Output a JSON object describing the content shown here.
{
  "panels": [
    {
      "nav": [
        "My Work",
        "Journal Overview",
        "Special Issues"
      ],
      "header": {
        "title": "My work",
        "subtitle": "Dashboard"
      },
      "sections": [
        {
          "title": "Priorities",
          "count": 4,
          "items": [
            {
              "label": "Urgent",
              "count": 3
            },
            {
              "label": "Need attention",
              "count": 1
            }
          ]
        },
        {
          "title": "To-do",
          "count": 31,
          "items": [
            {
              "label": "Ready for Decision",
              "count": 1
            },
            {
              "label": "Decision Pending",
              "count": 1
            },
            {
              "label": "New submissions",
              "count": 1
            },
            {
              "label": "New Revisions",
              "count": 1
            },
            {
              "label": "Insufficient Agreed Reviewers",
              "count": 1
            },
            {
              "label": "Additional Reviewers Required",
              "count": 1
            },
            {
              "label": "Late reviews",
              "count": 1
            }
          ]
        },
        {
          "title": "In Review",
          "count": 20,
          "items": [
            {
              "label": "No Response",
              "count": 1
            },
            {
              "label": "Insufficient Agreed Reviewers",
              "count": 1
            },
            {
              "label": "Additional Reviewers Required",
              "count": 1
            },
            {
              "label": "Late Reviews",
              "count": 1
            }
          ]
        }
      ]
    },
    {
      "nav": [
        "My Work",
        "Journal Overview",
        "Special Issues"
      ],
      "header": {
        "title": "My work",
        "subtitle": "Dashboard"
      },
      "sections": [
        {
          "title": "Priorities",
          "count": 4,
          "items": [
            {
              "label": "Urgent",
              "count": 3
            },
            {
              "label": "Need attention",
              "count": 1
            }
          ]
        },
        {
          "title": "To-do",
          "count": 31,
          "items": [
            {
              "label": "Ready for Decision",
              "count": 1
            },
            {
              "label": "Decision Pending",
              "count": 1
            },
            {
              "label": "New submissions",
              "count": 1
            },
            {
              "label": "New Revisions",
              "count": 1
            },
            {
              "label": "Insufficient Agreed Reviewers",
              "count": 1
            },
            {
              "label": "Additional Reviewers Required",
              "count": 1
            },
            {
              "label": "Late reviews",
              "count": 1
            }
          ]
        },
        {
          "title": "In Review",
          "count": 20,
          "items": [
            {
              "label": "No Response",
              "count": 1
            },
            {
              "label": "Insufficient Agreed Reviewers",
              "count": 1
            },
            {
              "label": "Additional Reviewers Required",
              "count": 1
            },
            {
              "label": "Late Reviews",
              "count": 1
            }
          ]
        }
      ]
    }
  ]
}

══════

» **TASK TO CARRY OUT**
Restate the data above exactly, keeping each word as it stands.

» **ANSWER FOR THIS EXERCISE**
Output a JSON object describing the content shown here.
{
  "panels": [
    {
      "nav": [
        "My Work",
        "Journal Overview",
        "Special Issues"
      ],
      "header": {
        "title": "My work",
        "subtitle": "Dashboard"
      },
      "sections": [
        {
          "title": "Priorities",
          "count": 4,
          "items": [
            {
              "label": "Urgent",
              "count": 3
            },
            {
              "label": "Need attention",
              "count": 1
            }
          ]
        },
        {
          "title": "To-do",
          "count": 31,
          "items": [
            {
              "label": "Ready for Decision",
              "count": 1
            },
            {
              "label": "Decision Pending",
              "count": 1
            },
            {
              "label": "New submissions",
              "count": 1
            },
            {
              "label": "New Revisions",
              "count": 1
            },
            {
              "label": "Insufficient Agreed Reviewers",
              "count": 1
            },
            {
              "label": "Additional Reviewers Required",
              "count": 1
            },
            {
              "label": "Late reviews",
              "count": 1
            }
          ]
        },
        {
          "title": "In Review",
          "count": 20,
          "items": [
            {
              "label": "No Response",
              "count": 1
            },
            {
              "label": "Insufficient Agreed Reviewers",
              "count": 1
            },
            {
              "label": "Additional Reviewers Required",
              "count": 1
            },
            {
              "label": "Late Reviews",
              "count": 1
            }
          ]
        }
      ]
    },
    {
      "nav": [
        "My Work",
        "Journal Overview",
        "Special Issues"
      ],
      "header": {
        "title": "My work",
        "subtitle": "Dashboard"
      },
      "sections": [
        {
          "title": "Priorities",
          "count": 4,
          "items": [
            {
              "label": "Urgent",
              "count": 3
            },
            {
              "label": "Need attention",
              "count": 1
            }
          ]
        },
        {
          "title": "To-do",
          "count": 31,
          "items": [
            {
              "label": "Ready for Decision",
              "count": 1
            },
            {
              "label": "Decision Pending",
              "count": 1
            },
            {
              "label": "New submissions",
              "count": 1
            },
            {
              "label": "New Revisions",
              "count": 1
            },
            {
              "label": "Insufficient Agreed Reviewers",
              "count": 1
            },
            {
              "label": "Additional Reviewers Required",
              "count": 1
            },
            {
              "label": "Late reviews",
              "count": 1
            }
          ]
        },
        {
          "title": "In Review",
          "count": 20,
          "items": [
            {
              "label": "No Response",
              "count": 1
            },
            {
              "label": "Insufficient Agreed Reviewers",
              "count": 1
            },
            {
              "label": "Additional Reviewers Required",
              "count": 1
            },
            {
              "label": "Late Reviews",
              "count": 1
            }
          ]
        }
      ]
    }
  ]
}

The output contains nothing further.